(Dataset records)
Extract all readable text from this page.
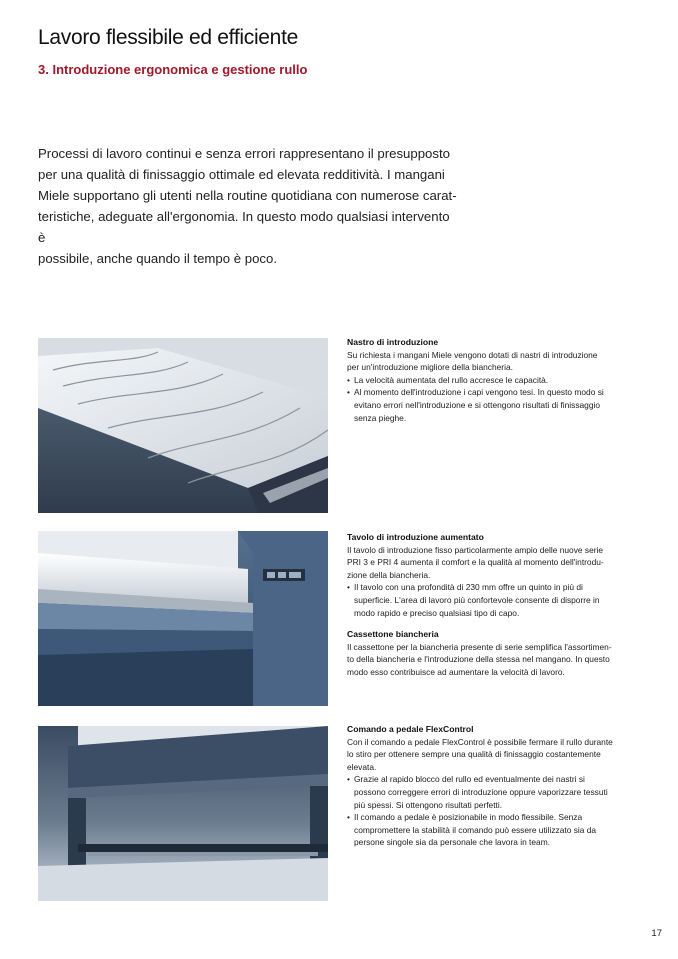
Lavoro flessibile ed efficiente
3. Introduzione ergonomica e gestione rullo
Processi di lavoro continui e senza errori rappresentano il presupposto
per una qualità di finissaggio ottimale ed elevata redditività. I mangani
Miele supportano gli utenti nella routine quotidiana con numerose carat-
teristiche, adeguate all'ergonomia. In questo modo qualsiasi intervento è
possibile, anche quando il tempo è poco.
Nastro di introduzione

Su richiesta i mangani Miele vengono dotati di nastri di introduzione

per un'introduzione migliore della biancheria.

• La velocità aumentata del rullo accresce le capacità.
• Al momento dell'introduzione i capi vengono tesi. In questo modo si
evitano errori nell'introduzione e si ottengono risultati di finissaggio
senza pieghe.
Tavolo di introduzione aumentato

Il tavolo di introduzione fisso particolarmente ampio delle nuove serie

PRI 3 e PRI 4 aumenta il comfort e la qualità al momento dell'introdu-

zione della biancheria.

• Il tavolo con una profondità di 230 mm offre un quinto in più di
superficie. L'area di lavoro più confortevole consente di disporre in
modo rapido e preciso qualsiasi tipo di capo.
Cassettone biancheria

Il cassettone per la biancheria presente di serie semplifica l'assortimen-

to della biancheria e l'introduzione della stessa nel mangano. In questo

modo esso contribuisce ad aumentare la velocità di lavoro.

Comando a pedale FlexControl

Con il comando a pedale FlexControl è possibile fermare il rullo durante

lo stiro per ottenere sempre una qualità di finissaggio costantemente

elevata.

• Grazie al rapido blocco del rullo ed eventualmente dei nastri si
possono correggere errori di introduzione oppure vaporizzare tessuti
più spessi. Si ottengono risultati perfetti.
• Il comando a pedale è posizionabile in modo flessibile. Senza
compromettere la stabilità il comando può essere utilizzato sia da
persone singole sia da personale che lavora in team.
17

Problem to work on:
Repeat all of the records verbatim, leaving out the pictures.

Full solution:
Extract all readable text from this page.
Lavoro flessibile ed efficiente
3. Introduzione ergonomica e gestione rullo
Processi di lavoro continui e senza errori rappresentano il presupposto
per una qualità di finissaggio ottimale ed elevata redditività. I mangani
Miele supportano gli utenti nella routine quotidiana con numerose carat-
teristiche, adeguate all'ergonomia. In questo modo qualsiasi intervento è
possibile, anche quando il tempo è poco.
Nastro di introduzione

Su richiesta i mangani Miele vengono dotati di nastri di introduzione

per un'introduzione migliore della biancheria.

• La velocità aumentata del rullo accresce le capacità.
• Al momento dell'introduzione i capi vengono tesi. In questo modo si
evitano errori nell'introduzione e si ottengono risultati di finissaggio
senza pieghe.
Tavolo di introduzione aumentato

Il tavolo di introduzione fisso particolarmente ampio delle nuove serie

PRI 3 e PRI 4 aumenta il comfort e la qualità al momento dell'introdu-

zione della biancheria.

• Il tavolo con una profondità di 230 mm offre un quinto in più di
superficie. L'area di lavoro più confortevole consente di disporre in
modo rapido e preciso qualsiasi tipo di capo.
Cassettone biancheria

Il cassettone per la biancheria presente di serie semplifica l'assortimen-

to della biancheria e l'introduzione della stessa nel mangano. In questo

modo esso contribuisce ad aumentare la velocità di lavoro.

Comando a pedale FlexControl

Con il comando a pedale FlexControl è possibile fermare il rullo durante

lo stiro per ottenere sempre una qualità di finissaggio costantemente

elevata.

• Grazie al rapido blocco del rullo ed eventualmente dei nastri si
possono correggere errori di introduzione oppure vaporizzare tessuti
più spessi. Si ottengono risultati perfetti.
• Il comando a pedale è posizionabile in modo flessibile. Senza
compromettere la stabilità il comando può essere utilizzato sia da
persone singole sia da personale che lavora in team.
17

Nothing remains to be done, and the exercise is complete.